Stored data
* BEGIN *

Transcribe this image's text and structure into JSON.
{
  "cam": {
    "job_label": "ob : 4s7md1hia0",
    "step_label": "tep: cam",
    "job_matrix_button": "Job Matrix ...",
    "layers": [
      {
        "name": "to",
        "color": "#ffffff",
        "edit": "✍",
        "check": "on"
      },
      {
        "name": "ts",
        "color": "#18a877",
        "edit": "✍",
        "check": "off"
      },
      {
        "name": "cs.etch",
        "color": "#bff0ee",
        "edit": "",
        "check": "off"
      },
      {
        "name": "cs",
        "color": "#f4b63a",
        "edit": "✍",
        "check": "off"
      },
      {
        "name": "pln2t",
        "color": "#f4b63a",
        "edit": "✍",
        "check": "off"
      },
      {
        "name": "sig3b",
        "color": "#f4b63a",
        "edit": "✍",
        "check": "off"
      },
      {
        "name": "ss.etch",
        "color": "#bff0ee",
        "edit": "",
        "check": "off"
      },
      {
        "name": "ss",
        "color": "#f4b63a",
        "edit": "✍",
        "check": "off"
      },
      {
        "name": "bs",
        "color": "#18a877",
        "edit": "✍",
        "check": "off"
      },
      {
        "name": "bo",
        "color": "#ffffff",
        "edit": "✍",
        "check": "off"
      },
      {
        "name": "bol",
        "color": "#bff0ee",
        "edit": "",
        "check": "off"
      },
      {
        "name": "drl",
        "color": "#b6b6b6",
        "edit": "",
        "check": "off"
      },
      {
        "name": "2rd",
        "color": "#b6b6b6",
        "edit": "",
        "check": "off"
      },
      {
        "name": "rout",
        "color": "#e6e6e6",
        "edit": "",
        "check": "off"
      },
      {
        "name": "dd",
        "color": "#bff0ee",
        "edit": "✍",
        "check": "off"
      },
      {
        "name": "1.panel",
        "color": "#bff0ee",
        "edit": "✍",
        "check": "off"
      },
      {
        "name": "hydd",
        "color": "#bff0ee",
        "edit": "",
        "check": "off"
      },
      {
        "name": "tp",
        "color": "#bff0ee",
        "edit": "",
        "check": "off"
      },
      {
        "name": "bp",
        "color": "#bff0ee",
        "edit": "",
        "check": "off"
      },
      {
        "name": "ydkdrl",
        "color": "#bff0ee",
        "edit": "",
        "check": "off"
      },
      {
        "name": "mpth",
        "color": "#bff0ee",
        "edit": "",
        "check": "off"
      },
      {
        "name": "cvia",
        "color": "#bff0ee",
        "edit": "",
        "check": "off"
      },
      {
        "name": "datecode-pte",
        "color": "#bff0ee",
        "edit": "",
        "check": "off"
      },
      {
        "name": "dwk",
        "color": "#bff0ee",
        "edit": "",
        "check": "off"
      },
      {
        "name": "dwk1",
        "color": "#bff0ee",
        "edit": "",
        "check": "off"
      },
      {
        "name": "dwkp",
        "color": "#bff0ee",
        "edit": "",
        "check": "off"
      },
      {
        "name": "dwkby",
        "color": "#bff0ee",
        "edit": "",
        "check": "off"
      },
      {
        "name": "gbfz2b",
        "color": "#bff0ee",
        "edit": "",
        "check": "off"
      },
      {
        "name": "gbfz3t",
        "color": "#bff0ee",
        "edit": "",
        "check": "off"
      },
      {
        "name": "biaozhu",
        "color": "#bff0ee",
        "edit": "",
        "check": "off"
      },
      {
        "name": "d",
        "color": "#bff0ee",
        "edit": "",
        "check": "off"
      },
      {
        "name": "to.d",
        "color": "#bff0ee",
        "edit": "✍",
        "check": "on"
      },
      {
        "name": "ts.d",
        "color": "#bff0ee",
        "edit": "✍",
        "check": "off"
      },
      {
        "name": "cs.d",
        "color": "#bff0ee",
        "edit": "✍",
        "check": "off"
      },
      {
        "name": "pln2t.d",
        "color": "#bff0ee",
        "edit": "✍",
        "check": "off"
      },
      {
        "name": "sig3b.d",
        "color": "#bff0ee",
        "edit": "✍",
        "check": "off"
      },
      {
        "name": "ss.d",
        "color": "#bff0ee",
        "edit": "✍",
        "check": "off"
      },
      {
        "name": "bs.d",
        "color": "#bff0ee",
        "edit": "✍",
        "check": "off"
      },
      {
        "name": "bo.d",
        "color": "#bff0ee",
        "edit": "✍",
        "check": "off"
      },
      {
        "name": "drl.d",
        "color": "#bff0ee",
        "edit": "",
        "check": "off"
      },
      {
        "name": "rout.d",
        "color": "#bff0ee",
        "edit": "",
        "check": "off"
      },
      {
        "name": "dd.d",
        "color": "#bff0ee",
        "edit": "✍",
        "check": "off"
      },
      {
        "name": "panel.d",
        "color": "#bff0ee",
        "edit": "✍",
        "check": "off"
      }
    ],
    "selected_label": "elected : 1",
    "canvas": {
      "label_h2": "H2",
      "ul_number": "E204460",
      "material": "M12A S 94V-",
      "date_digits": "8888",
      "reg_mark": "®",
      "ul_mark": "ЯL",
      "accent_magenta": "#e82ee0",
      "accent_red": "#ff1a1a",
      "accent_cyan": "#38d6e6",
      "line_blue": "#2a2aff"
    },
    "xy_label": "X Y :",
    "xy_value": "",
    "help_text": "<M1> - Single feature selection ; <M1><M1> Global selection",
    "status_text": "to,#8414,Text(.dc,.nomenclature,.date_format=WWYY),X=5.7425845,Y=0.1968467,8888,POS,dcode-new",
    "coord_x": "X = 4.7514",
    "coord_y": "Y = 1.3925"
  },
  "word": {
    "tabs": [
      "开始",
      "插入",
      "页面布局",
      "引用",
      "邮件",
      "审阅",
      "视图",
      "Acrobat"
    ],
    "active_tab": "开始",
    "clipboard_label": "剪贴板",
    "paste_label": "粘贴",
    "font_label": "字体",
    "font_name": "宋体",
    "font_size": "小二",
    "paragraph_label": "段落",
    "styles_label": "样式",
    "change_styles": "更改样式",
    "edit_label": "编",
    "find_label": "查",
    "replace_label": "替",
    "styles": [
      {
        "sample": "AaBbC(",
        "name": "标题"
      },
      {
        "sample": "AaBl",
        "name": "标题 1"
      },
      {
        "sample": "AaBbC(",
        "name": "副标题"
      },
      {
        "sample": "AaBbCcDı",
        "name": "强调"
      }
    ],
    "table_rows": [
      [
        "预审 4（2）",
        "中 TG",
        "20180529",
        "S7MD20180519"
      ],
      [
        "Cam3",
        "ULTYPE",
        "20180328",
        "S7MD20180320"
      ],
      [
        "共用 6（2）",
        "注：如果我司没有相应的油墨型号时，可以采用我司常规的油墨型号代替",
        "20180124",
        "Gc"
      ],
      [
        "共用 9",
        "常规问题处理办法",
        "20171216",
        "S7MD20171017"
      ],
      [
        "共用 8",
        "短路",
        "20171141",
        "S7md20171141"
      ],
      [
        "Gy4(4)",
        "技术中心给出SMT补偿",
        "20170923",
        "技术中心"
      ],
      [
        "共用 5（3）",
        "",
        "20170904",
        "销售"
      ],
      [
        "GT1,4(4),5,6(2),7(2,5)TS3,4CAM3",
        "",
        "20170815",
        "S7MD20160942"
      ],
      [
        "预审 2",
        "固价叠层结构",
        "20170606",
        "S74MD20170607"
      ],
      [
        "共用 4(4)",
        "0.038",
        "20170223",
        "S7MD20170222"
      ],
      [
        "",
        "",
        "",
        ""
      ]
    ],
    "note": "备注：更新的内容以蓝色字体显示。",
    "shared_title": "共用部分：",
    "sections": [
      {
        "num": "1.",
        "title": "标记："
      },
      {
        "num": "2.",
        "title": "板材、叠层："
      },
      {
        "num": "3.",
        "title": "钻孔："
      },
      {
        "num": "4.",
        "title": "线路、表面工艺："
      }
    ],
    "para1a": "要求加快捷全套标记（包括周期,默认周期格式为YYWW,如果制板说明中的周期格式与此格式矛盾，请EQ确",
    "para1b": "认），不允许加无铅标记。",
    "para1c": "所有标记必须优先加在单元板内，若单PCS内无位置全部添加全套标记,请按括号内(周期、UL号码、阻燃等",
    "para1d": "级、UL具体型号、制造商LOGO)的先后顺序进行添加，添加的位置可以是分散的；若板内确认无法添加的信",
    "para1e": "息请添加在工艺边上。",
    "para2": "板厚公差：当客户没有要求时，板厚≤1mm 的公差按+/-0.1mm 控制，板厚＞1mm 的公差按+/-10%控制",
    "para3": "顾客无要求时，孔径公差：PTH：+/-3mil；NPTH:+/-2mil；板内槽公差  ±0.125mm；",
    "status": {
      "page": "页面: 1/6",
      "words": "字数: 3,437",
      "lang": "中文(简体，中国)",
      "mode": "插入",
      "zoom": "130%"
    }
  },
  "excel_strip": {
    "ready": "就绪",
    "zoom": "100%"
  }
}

* END *

Problem
Identify the lines above with the word "sample". Copy them.

Task output
        "sample": "AaBbC(",
        "sample": "AaBl",
        "sample": "AaBbC(",
        "sample": "AaBbCcDı",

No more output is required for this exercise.